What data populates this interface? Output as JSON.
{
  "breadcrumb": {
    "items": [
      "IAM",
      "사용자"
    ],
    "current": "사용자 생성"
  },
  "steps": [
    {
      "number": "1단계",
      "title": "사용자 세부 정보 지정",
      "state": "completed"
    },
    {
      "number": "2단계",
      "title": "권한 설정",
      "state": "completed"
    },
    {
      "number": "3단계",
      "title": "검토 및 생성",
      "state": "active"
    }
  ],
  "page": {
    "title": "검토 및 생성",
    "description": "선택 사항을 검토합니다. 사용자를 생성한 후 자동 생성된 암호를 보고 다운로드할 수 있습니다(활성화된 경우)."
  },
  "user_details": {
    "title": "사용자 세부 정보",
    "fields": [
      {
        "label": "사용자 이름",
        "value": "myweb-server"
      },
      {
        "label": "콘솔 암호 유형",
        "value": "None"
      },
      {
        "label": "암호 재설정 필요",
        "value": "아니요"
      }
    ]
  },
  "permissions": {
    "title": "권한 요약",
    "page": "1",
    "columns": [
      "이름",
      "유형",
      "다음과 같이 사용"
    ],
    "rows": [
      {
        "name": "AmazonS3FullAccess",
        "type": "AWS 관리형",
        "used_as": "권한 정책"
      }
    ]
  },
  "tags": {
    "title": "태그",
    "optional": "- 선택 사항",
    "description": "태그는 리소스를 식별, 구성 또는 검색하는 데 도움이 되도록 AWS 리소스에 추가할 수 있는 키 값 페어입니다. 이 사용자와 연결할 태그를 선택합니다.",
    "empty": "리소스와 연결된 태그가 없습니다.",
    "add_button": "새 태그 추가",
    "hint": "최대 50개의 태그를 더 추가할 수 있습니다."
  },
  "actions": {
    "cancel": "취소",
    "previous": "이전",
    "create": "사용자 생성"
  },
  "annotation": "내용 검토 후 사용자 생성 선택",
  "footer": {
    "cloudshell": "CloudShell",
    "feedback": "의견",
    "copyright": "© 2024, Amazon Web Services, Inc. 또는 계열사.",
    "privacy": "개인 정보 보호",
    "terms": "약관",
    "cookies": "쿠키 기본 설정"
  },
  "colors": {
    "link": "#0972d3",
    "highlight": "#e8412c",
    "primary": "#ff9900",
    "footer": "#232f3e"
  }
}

####################

* _Your goal_:
Please give back all of the records exactly as written.

* _Result below_:
What data populates this interface? Output as JSON.
{
  "breadcrumb": {
    "items": [
      "IAM",
      "사용자"
    ],
    "current": "사용자 생성"
  },
  "steps": [
    {
      "number": "1단계",
      "title": "사용자 세부 정보 지정",
      "state": "completed"
    },
    {
      "number": "2단계",
      "title": "권한 설정",
      "state": "completed"
    },
    {
      "number": "3단계",
      "title": "검토 및 생성",
      "state": "active"
    }
  ],
  "page": {
    "title": "검토 및 생성",
    "description": "선택 사항을 검토합니다. 사용자를 생성한 후 자동 생성된 암호를 보고 다운로드할 수 있습니다(활성화된 경우)."
  },
  "user_details": {
    "title": "사용자 세부 정보",
    "fields": [
      {
        "label": "사용자 이름",
        "value": "myweb-server"
      },
      {
        "label": "콘솔 암호 유형",
        "value": "None"
      },
      {
        "label": "암호 재설정 필요",
        "value": "아니요"
      }
    ]
  },
  "permissions": {
    "title": "권한 요약",
    "page": "1",
    "columns": [
      "이름",
      "유형",
      "다음과 같이 사용"
    ],
    "rows": [
      {
        "name": "AmazonS3FullAccess",
        "type": "AWS 관리형",
        "used_as": "권한 정책"
      }
    ]
  },
  "tags": {
    "title": "태그",
    "optional": "- 선택 사항",
    "description": "태그는 리소스를 식별, 구성 또는 검색하는 데 도움이 되도록 AWS 리소스에 추가할 수 있는 키 값 페어입니다. 이 사용자와 연결할 태그를 선택합니다.",
    "empty": "리소스와 연결된 태그가 없습니다.",
    "add_button": "새 태그 추가",
    "hint": "최대 50개의 태그를 더 추가할 수 있습니다."
  },
  "actions": {
    "cancel": "취소",
    "previous": "이전",
    "create": "사용자 생성"
  },
  "annotation": "내용 검토 후 사용자 생성 선택",
  "footer": {
    "cloudshell": "CloudShell",
    "feedback": "의견",
    "copyright": "© 2024, Amazon Web Services, Inc. 또는 계열사.",
    "privacy": "개인 정보 보호",
    "terms": "약관",
    "cookies": "쿠키 기본 설정"
  },
  "colors": {
    "link": "#0972d3",
    "highlight": "#e8412c",
    "primary": "#ff9900",
    "footer": "#232f3e"
  }
}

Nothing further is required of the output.